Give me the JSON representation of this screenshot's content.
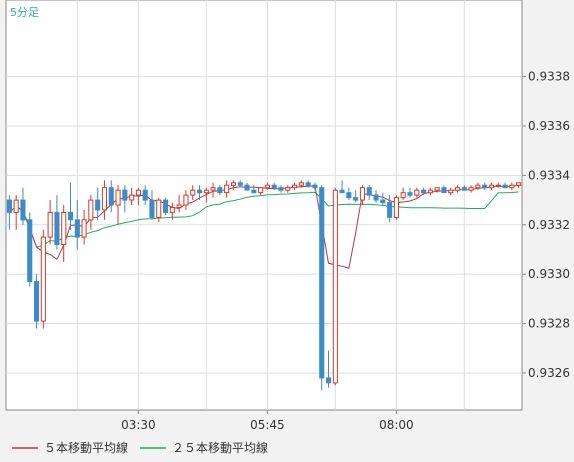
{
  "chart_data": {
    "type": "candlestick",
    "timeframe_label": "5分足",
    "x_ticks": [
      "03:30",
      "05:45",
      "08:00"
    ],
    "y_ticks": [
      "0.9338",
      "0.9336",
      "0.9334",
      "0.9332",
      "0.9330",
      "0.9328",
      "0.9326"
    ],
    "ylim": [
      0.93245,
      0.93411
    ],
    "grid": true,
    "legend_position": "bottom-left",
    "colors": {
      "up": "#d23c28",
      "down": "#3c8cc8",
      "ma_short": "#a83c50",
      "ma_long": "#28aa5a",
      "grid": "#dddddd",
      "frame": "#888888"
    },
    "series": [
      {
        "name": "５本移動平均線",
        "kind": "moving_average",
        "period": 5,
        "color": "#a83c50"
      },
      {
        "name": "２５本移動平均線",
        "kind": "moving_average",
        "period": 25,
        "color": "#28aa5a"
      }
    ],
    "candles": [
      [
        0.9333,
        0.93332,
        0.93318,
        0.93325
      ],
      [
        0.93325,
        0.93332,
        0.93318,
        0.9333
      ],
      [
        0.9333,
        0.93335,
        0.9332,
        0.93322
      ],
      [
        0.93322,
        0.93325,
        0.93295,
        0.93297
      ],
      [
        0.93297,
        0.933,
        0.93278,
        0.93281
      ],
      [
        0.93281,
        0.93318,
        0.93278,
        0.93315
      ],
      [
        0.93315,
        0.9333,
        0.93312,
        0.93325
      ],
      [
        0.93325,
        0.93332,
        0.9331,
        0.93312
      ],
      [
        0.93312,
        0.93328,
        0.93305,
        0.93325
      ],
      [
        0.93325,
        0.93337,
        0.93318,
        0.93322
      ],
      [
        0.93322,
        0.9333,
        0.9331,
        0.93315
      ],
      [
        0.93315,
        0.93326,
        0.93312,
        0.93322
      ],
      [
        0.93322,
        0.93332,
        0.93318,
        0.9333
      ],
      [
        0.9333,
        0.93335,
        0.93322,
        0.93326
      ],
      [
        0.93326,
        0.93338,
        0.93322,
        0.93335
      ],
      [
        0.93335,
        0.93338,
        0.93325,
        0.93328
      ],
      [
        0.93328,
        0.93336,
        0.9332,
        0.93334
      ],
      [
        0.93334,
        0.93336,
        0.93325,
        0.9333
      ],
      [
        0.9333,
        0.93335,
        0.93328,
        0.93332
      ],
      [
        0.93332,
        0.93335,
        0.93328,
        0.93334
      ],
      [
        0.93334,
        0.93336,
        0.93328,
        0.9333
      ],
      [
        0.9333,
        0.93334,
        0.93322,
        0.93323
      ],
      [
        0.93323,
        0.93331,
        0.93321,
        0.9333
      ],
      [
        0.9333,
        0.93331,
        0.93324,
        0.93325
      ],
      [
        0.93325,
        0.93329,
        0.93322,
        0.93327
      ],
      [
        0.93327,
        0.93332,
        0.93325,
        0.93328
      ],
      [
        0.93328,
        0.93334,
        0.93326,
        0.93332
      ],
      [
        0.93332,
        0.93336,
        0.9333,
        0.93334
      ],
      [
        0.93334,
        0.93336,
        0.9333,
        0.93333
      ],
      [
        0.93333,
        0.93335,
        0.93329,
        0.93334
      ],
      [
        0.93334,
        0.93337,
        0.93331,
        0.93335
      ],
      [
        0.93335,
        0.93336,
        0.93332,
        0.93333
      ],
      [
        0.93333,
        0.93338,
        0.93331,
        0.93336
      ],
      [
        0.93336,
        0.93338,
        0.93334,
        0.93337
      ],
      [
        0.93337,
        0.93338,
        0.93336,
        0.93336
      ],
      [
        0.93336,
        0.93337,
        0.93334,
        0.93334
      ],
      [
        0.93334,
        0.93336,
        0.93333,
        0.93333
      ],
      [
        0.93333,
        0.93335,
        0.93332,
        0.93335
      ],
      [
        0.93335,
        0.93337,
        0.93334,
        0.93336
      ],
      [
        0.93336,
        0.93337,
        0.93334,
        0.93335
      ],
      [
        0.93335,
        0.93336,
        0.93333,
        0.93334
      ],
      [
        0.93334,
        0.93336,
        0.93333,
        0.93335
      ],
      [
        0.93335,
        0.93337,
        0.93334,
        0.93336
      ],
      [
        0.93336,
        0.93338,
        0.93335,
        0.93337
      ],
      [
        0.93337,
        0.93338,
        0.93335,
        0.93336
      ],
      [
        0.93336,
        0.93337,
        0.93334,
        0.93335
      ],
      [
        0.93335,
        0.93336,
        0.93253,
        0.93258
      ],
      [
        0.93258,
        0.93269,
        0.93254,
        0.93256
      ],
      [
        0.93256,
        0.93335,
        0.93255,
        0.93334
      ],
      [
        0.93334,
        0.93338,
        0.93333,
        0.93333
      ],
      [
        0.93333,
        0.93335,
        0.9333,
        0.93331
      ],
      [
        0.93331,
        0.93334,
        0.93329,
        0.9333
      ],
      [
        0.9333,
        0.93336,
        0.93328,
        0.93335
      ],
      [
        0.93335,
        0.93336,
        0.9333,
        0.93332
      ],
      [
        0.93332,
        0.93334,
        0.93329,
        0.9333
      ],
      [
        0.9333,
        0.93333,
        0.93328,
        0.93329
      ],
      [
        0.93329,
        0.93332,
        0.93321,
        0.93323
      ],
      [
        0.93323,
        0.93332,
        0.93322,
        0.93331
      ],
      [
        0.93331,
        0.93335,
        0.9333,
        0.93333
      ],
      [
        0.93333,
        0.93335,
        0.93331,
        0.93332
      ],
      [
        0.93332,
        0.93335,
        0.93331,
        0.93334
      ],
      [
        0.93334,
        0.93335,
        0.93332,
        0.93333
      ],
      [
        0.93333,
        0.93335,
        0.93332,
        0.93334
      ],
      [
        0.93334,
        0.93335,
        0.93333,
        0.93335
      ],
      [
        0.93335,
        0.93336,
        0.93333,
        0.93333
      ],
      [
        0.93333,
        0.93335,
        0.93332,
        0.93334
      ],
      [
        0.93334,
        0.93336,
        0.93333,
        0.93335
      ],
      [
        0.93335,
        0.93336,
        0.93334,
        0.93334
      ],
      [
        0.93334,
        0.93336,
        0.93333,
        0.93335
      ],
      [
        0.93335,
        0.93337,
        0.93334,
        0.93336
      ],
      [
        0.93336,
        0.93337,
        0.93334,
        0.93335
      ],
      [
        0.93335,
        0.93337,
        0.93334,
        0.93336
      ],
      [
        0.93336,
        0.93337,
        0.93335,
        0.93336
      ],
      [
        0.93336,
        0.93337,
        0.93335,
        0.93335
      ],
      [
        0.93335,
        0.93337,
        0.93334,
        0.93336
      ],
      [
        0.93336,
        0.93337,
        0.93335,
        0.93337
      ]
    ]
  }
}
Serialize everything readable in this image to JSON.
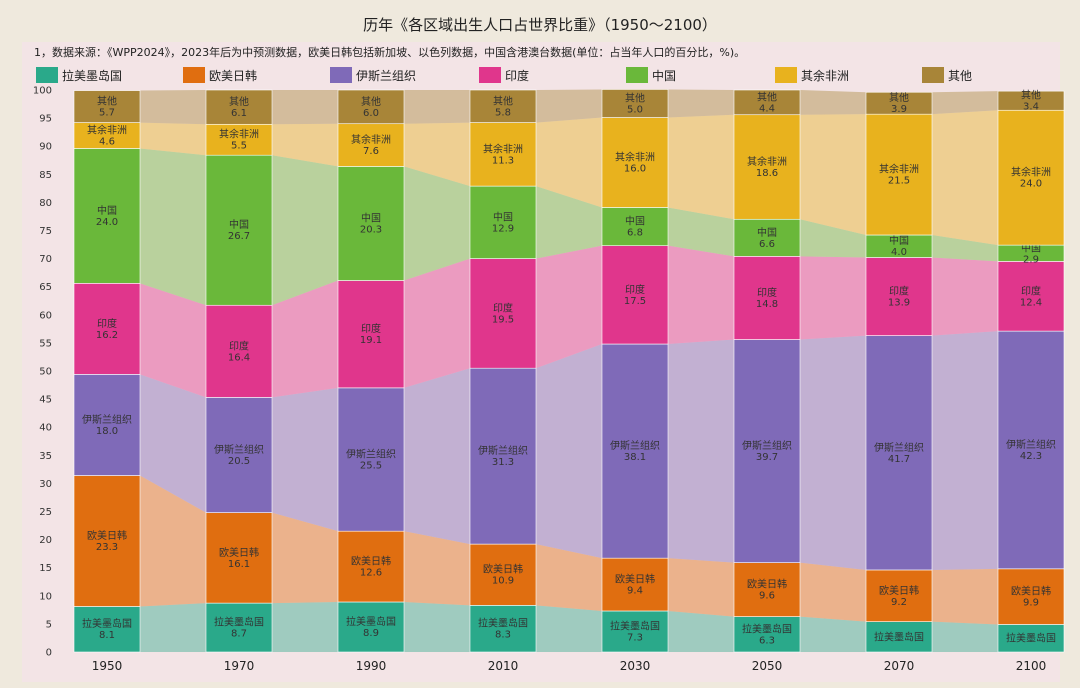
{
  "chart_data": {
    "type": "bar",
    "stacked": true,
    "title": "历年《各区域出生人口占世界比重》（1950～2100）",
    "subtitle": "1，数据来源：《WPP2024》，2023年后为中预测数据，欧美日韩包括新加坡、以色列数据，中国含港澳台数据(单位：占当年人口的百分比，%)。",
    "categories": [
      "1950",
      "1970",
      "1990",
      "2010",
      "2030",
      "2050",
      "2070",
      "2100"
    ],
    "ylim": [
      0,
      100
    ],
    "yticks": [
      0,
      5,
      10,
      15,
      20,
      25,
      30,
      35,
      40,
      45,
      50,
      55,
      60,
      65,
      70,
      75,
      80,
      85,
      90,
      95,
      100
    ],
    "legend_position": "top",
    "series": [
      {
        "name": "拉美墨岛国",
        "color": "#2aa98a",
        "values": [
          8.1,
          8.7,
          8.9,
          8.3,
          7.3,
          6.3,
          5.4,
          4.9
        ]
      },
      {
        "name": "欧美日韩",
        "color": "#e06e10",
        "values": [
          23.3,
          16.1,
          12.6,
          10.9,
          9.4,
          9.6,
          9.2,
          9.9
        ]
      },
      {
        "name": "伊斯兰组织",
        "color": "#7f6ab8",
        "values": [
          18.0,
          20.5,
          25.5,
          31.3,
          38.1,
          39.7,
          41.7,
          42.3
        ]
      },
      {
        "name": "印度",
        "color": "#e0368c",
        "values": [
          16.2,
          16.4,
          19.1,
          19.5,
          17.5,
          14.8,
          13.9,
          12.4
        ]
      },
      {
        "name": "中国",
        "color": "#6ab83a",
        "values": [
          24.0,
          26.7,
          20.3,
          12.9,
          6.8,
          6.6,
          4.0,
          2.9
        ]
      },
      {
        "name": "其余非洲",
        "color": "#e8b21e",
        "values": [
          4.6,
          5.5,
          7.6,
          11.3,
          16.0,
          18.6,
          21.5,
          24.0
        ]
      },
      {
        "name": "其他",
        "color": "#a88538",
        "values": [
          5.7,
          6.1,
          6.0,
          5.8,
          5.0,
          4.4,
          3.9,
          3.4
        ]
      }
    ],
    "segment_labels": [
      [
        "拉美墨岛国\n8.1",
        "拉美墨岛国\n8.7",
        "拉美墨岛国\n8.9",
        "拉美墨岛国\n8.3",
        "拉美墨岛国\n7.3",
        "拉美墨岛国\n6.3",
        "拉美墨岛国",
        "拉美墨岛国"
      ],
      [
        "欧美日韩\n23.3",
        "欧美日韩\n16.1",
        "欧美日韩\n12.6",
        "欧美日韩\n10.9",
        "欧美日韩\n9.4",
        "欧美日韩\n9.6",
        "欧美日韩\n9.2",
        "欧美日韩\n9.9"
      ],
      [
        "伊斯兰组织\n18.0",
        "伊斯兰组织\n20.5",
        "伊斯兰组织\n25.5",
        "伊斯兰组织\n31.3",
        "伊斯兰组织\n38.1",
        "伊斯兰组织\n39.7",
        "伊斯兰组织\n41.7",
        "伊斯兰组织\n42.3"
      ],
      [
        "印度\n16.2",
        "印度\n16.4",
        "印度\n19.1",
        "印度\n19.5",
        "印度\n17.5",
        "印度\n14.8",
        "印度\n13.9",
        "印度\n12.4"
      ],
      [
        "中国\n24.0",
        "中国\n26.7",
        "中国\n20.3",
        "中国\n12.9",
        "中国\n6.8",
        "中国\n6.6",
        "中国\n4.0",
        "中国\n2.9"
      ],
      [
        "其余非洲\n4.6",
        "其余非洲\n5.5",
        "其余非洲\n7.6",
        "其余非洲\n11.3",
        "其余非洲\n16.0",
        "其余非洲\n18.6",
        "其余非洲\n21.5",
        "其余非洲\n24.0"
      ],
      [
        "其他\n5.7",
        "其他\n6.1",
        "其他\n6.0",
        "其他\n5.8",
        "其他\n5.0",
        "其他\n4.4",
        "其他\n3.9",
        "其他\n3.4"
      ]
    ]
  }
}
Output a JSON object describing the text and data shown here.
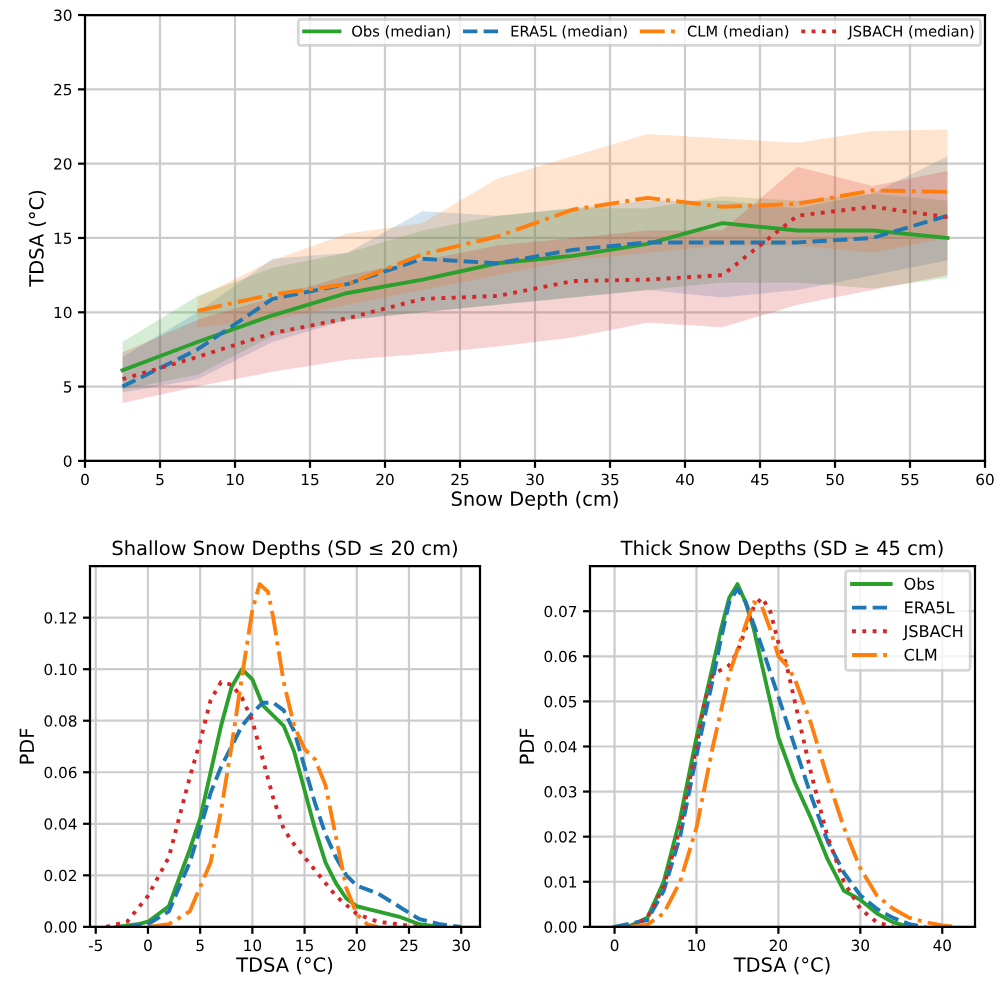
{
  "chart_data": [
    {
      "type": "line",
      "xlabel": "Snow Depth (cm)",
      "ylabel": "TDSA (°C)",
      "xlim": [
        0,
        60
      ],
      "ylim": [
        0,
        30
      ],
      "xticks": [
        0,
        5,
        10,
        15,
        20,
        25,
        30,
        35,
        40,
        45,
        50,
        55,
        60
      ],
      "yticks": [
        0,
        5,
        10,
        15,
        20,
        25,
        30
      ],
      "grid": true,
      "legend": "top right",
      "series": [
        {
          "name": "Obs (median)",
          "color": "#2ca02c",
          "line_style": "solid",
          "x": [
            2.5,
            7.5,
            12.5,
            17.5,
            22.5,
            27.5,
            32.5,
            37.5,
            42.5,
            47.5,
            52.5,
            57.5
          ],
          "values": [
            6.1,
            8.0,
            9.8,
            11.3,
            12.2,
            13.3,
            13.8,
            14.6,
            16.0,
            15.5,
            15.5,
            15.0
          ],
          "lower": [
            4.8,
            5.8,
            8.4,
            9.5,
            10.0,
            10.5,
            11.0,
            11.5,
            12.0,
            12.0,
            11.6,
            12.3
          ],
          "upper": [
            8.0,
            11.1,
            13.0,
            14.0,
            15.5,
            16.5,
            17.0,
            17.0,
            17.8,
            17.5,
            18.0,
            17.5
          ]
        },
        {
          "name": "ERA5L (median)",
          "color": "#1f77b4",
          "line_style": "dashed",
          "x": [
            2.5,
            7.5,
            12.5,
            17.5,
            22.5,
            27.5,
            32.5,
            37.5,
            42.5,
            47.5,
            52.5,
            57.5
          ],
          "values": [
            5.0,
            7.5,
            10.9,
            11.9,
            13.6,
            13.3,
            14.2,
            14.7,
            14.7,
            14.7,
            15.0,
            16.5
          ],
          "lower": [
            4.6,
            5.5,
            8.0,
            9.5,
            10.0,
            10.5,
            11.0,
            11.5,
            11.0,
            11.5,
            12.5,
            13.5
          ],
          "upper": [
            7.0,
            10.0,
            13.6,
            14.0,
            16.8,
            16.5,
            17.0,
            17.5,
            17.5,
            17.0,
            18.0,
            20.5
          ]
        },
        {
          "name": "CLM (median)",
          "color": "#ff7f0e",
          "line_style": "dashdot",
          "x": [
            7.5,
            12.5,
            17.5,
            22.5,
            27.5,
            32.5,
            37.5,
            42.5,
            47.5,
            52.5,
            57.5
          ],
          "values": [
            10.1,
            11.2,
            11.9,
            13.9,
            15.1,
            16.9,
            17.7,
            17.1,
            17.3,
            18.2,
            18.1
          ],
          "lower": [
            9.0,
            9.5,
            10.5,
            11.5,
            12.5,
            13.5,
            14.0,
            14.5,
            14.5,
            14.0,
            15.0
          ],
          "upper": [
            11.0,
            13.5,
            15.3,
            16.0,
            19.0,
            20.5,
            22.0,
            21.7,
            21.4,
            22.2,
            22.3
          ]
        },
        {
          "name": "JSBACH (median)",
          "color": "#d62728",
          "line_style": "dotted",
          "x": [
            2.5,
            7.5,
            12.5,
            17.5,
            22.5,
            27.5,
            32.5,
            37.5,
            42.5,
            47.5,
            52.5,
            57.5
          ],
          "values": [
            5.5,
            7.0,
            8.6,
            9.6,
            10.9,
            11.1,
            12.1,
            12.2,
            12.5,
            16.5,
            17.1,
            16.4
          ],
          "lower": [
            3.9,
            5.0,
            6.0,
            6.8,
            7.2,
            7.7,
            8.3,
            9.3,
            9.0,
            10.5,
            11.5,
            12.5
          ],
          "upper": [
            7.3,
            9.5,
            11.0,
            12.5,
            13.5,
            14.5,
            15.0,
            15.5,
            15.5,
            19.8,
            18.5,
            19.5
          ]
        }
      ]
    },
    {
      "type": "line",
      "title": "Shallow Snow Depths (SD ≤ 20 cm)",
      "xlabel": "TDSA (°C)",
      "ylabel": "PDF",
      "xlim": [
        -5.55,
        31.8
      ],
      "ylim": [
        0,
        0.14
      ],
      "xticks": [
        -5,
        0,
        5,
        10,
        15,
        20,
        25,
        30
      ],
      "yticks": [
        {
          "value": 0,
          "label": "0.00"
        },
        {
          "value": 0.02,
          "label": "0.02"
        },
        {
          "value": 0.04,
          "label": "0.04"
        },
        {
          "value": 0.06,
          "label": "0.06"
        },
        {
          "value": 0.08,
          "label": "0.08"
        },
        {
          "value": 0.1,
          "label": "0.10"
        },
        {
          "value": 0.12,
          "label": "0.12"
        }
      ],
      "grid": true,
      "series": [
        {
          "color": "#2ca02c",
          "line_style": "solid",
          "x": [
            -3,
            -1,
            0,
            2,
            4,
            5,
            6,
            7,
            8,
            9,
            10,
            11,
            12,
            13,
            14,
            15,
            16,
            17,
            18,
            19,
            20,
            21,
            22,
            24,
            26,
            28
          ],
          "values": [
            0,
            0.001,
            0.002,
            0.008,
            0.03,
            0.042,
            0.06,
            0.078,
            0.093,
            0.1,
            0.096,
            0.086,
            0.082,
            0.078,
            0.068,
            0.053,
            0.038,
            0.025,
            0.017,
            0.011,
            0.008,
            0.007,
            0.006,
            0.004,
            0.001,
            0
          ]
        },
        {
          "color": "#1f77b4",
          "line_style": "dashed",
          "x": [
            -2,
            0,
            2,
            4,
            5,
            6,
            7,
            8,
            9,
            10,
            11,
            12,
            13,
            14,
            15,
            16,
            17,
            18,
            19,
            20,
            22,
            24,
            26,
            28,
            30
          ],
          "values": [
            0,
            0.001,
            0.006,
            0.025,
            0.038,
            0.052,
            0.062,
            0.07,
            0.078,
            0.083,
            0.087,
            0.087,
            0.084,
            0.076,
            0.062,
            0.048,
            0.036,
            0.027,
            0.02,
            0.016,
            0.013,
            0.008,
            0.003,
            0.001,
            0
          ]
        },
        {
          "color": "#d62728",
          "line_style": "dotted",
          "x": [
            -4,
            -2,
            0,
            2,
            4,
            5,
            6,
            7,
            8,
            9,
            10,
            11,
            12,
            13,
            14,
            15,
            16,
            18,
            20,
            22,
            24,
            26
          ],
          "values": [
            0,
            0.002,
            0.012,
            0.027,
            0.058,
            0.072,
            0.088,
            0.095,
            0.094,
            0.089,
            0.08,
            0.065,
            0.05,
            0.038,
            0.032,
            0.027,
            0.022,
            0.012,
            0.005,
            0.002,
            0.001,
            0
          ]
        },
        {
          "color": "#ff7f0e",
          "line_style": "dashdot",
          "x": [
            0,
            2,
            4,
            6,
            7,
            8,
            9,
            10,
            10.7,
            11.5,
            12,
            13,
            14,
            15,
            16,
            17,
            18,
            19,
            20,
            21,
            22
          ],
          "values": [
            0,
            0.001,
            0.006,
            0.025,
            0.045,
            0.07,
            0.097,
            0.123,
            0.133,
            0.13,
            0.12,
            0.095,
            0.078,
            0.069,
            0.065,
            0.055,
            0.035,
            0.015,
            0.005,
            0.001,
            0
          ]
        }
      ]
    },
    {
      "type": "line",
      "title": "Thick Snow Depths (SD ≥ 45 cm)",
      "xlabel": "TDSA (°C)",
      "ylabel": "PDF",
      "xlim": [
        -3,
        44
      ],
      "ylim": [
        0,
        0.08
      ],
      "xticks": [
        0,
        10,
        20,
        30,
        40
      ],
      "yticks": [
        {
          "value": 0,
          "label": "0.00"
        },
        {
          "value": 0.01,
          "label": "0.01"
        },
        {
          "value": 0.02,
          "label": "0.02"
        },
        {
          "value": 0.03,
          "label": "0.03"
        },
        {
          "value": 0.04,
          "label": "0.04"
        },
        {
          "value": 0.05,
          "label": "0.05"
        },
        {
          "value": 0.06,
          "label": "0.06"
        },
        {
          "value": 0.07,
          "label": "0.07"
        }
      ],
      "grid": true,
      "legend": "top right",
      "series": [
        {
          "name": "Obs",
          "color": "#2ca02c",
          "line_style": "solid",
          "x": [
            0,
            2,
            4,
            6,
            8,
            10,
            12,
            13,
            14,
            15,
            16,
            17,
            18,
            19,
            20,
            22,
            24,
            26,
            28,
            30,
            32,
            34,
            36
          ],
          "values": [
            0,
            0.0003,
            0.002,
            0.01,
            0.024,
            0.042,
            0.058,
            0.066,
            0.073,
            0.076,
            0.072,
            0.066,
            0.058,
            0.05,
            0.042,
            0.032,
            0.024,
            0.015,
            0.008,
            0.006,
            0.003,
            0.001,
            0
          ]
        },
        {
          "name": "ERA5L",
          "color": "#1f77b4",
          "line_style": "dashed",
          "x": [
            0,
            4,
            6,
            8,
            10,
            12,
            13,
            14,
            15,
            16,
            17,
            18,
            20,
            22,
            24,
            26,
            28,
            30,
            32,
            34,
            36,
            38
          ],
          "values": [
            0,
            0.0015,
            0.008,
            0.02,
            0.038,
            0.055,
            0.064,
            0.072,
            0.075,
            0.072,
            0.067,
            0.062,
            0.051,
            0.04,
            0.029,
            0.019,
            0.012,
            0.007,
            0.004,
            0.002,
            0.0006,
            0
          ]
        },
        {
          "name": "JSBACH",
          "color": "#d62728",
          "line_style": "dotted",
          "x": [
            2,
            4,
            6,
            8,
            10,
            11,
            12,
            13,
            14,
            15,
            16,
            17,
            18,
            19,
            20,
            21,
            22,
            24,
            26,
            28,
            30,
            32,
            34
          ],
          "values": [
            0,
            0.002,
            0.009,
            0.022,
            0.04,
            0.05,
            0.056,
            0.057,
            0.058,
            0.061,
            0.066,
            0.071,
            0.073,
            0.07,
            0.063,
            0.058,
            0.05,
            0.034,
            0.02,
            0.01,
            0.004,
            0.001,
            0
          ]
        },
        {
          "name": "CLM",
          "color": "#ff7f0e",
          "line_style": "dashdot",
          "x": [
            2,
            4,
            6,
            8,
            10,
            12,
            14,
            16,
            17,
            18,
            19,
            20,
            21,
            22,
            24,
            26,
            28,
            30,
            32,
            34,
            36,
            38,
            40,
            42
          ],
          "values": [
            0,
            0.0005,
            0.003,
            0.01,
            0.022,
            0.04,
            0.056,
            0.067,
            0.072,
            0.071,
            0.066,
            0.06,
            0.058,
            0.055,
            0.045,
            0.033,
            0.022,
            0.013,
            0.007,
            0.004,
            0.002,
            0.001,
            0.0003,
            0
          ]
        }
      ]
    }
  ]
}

> _AIM OF THE EXERCISE_
All lines of the data above that include the word "其余非洲" must be shown.

> _TASK ANSWER_
        "name": "其余非洲",
        "其余非洲\n4.6",
        "其余非洲\n5.5",
        "其余非洲\n7.6",
        "其余非洲\n11.3",
        "其余非洲\n16.0",
        "其余非洲\n18.6",
        "其余非洲\n21.5",
        "其余非洲\n24.0"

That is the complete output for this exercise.